Task — Can you reproduce, unchanged, the stretch of rows from the one containing "font-color-button[interactable]: A bbox=[120, 0, 134, 16]" through the one containing "text-run: EU bbox=[19, 149, 41, 164]"?

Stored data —
##############################

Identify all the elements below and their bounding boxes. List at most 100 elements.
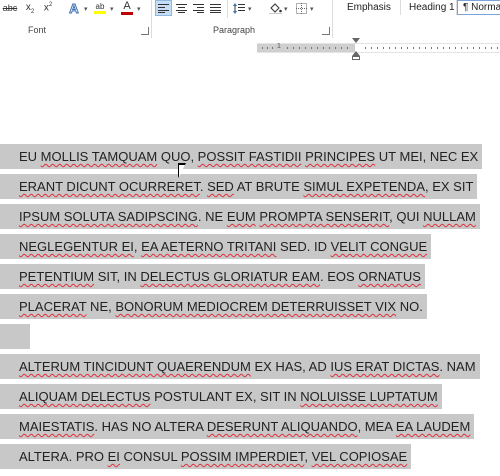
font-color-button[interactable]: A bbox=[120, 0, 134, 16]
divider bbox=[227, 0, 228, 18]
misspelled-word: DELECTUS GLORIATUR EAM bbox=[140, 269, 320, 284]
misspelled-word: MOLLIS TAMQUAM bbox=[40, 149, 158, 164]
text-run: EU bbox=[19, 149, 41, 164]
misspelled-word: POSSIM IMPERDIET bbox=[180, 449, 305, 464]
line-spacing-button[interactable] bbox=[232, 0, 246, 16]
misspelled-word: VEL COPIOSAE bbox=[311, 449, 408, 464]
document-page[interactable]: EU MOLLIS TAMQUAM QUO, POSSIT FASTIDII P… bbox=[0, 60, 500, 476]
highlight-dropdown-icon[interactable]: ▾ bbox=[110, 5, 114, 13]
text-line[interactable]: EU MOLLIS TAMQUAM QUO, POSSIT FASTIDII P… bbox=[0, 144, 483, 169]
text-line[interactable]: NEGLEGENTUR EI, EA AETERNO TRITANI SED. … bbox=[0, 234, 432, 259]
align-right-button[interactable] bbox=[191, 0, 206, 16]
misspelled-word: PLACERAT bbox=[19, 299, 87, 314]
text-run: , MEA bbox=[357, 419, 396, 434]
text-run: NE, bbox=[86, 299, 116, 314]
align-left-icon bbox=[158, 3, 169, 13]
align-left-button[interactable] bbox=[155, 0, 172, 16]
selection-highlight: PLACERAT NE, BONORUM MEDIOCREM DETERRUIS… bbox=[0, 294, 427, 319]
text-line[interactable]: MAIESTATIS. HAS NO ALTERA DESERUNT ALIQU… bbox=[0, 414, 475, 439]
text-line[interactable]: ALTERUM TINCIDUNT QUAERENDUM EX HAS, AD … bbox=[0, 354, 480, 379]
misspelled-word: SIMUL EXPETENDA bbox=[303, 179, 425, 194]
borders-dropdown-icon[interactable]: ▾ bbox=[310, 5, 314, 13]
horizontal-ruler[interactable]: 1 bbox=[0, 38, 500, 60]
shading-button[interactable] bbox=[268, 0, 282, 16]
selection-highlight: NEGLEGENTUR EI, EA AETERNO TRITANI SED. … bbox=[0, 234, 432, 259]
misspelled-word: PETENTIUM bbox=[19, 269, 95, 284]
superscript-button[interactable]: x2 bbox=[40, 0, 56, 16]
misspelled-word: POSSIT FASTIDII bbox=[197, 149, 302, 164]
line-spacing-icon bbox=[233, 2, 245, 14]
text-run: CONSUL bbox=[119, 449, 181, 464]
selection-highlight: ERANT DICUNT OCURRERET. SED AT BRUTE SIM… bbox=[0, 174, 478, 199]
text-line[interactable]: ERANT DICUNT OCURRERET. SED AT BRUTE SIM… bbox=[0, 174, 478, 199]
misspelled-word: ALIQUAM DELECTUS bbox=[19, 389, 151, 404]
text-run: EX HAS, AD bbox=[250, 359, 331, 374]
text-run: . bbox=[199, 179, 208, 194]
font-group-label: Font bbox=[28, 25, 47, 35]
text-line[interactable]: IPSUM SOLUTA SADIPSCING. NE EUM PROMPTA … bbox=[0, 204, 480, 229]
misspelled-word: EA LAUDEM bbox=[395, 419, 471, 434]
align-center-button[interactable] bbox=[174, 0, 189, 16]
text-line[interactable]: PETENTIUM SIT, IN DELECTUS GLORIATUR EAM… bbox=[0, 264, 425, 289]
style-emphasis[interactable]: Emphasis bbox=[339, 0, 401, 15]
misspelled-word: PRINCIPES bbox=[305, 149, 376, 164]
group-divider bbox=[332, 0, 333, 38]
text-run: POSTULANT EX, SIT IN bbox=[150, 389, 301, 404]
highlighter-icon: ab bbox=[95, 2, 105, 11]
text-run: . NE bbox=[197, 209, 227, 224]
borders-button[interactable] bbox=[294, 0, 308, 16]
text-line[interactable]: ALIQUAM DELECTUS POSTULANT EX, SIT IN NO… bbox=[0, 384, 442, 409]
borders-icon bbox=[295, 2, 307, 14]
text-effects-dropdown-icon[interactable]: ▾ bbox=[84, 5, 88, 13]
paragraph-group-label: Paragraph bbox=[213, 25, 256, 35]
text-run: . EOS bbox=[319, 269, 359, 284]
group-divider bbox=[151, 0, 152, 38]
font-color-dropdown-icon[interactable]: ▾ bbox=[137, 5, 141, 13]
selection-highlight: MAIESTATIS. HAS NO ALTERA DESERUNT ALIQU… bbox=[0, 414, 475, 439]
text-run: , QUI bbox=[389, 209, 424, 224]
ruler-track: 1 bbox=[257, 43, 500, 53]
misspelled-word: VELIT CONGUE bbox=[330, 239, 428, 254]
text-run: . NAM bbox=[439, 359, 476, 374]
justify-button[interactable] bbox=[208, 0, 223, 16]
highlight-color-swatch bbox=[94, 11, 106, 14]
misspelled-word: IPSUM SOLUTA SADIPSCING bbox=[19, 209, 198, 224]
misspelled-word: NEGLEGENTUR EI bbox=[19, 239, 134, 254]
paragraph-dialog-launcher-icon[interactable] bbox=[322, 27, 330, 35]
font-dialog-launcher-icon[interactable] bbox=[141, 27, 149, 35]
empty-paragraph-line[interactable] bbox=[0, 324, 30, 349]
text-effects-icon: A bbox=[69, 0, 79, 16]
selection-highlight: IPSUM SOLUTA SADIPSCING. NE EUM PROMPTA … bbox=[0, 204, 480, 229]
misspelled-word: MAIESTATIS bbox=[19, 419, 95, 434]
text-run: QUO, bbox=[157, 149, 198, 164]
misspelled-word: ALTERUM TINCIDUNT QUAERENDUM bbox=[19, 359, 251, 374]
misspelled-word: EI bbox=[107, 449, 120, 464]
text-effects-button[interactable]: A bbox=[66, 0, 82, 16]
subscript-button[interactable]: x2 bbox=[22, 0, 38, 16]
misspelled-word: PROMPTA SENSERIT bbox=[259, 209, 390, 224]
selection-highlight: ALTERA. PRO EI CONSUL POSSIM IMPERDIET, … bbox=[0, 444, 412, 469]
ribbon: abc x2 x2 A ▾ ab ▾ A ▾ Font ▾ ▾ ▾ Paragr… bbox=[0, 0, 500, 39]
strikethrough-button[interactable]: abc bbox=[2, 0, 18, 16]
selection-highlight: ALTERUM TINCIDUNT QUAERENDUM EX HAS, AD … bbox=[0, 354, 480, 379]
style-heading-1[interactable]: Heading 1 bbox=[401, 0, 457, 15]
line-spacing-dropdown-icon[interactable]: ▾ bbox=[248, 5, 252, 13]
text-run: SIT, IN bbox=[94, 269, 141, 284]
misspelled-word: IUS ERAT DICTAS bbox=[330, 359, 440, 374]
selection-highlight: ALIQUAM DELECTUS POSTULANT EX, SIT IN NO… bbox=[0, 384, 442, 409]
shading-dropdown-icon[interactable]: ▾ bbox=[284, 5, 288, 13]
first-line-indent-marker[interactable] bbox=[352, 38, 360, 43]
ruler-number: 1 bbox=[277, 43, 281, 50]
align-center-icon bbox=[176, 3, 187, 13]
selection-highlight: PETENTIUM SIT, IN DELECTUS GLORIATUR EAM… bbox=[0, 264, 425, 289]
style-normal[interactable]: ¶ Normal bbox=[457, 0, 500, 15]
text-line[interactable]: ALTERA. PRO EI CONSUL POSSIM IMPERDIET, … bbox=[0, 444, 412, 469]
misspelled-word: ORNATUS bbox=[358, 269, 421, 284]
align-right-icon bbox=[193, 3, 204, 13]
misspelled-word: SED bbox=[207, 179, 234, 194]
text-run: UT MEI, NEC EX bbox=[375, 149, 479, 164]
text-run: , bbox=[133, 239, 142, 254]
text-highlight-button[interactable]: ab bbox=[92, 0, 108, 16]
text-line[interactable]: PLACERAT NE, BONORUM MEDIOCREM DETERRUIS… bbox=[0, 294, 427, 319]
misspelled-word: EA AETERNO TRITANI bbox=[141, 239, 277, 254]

##############################

Full solution —
font-color-button[interactable]: A bbox=[120, 0, 134, 16]
divider bbox=[227, 0, 228, 18]
misspelled-word: DELECTUS GLORIATUR EAM bbox=[140, 269, 320, 284]
misspelled-word: MOLLIS TAMQUAM bbox=[40, 149, 158, 164]
text-run: EU bbox=[19, 149, 41, 164]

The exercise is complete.